■ **Set task 1**: Please swap "tonnes" for "metric tons" in the strawberry season report and give back the part that opens with the words containing "Marion Regan, chairman" and closes with "and 2010 respectively.".
■ **Set task 2**:
Answer these from the strawberry season report:
(a) How late was this year's UK strawberry crop, according to Nicholas Marston?
(b) How much standard pack strawberry volume had KG members produced to date?
(c) Which variety did Dr Fear name as a possible replacement for Camarillo?

■ **Text to read**:
Speaking at this year’s Fruit Focus in Kent, southern England, Berry Gardens managing director Nicholas Marston said this year’s UK strawberry crop was two weeks late as a result of the poor weather last autumn.

However, Mr Marston said that in volume terms the marketer was now level with last year, with prospects said to be good for the rest of the season.

Despite this, he said that in the last seven weeks the effect of the credit crunch on consumer spending, even though better supply levels had been available, sales of strawberries have been “fairly flat year-on-year”.

“I would say market growth has slowed down this year, compared with 2007,” he added.

Marion Regan, chairman of KG Growers, said that despite the late season, KG members had produced over 9,000 tonnes of standard pack strawberries to date. She said that this was the same as last year, on a slightly smaller acreage of June bearers.

Berry Gardens also used the occasion to highlight several new varieties of strawberries that are currently undergoing trials.

Pasadena, explained Carlos Fear, head of Berry Gardens breeding programme, is a very large variety with a good powdery mildew resistance. The company is also trialling Amesti, which Dr Fear said could be a possible replacement for the successful Camarillo variety. Both Pasadena and Amesti are expected to be available commercially in 2009 and 2010 respectively.

■ **Source data**:
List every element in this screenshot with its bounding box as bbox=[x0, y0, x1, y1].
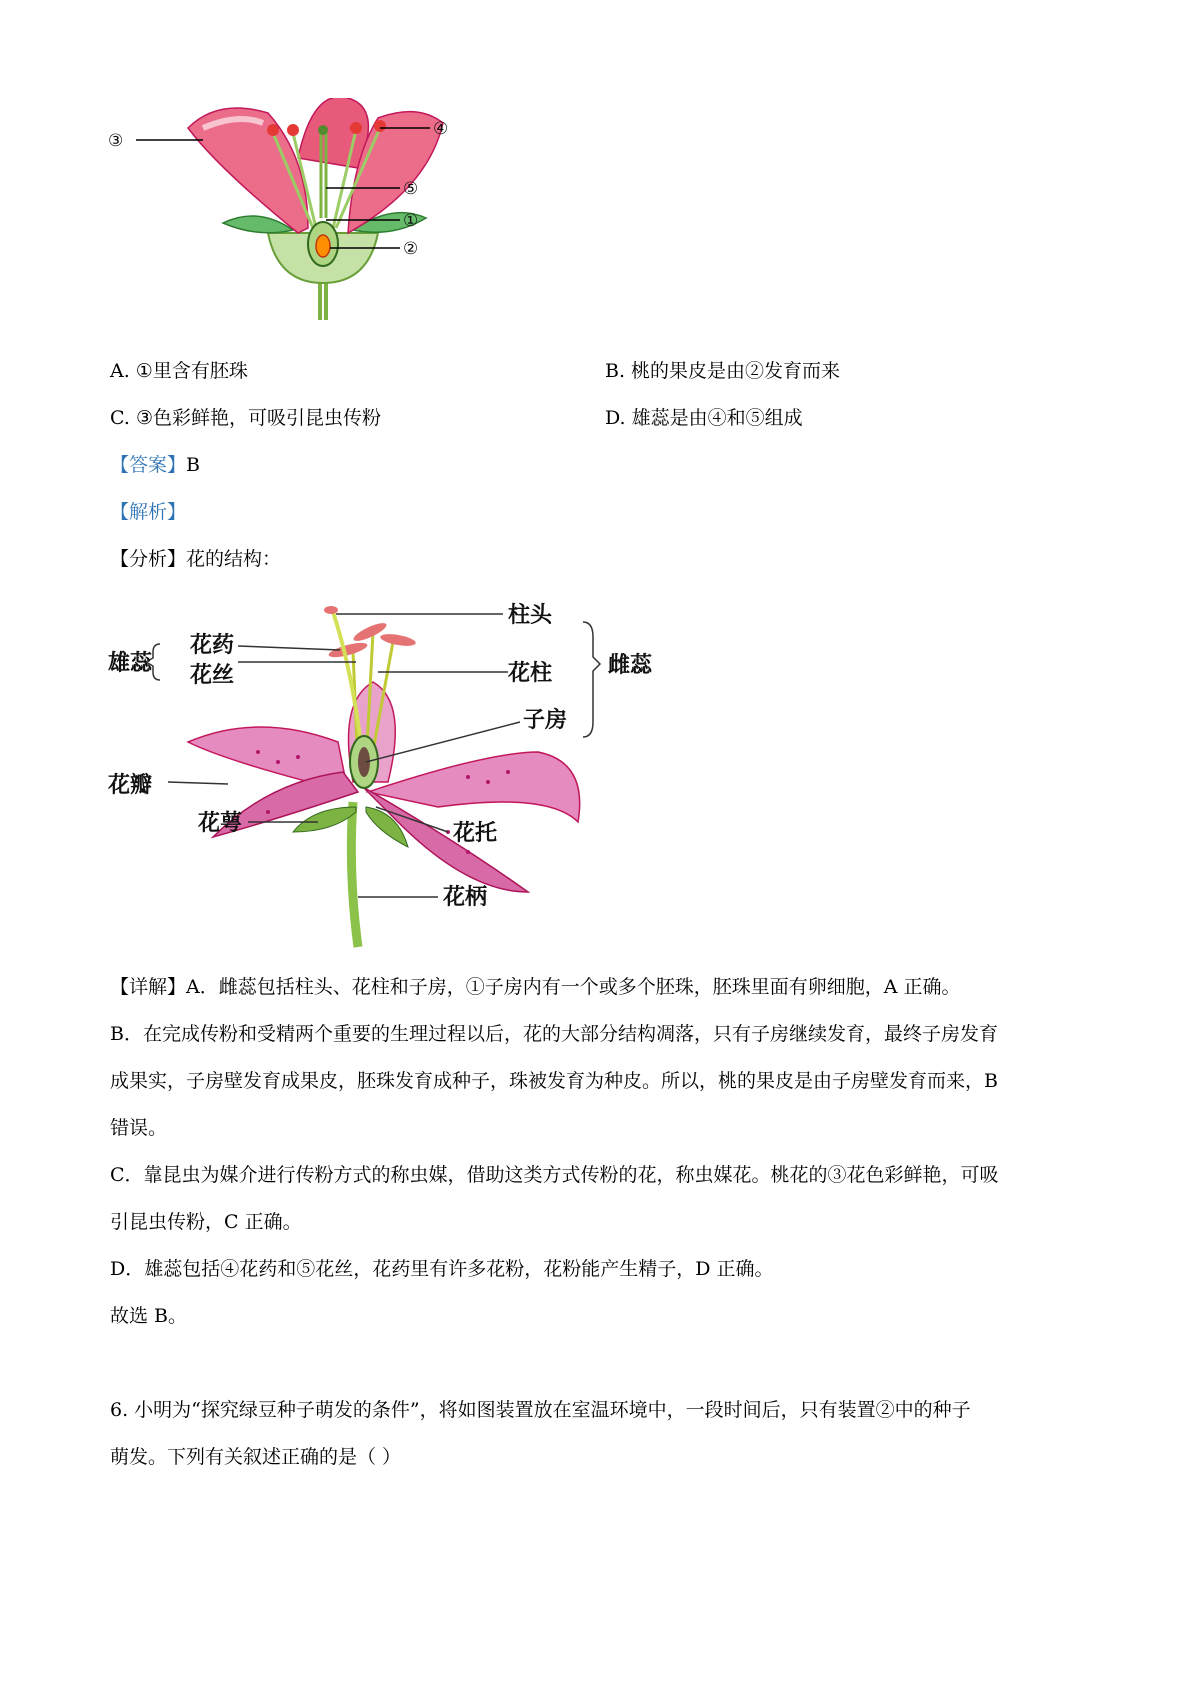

■ **Worked solution 1**:
Marion Regan, chairman of KG Growers, said that despite the late season, KG members had produced over 9,000 metric tons of standard pack strawberries to date. She said that this was the same as last year, on a slightly smaller acreage of June bearers.

Berry Gardens also used the occasion to highlight several new varieties of strawberries that are currently undergoing trials.

Pasadena, explained Carlos Fear, head of Berry Gardens breeding programme, is a very large variety with a good powdery mildew resistance. The company is also trialling Amesti, which Dr Fear said could be a possible replacement for the successful Camarillo variety. Both Pasadena and Amesti are expected to be available commercially in 2009 and 2010 respectively.

■ **Worked solution 2**:
(a) Two weeks late.
(b) Over 9,000 tonnes.
(c) Amesti.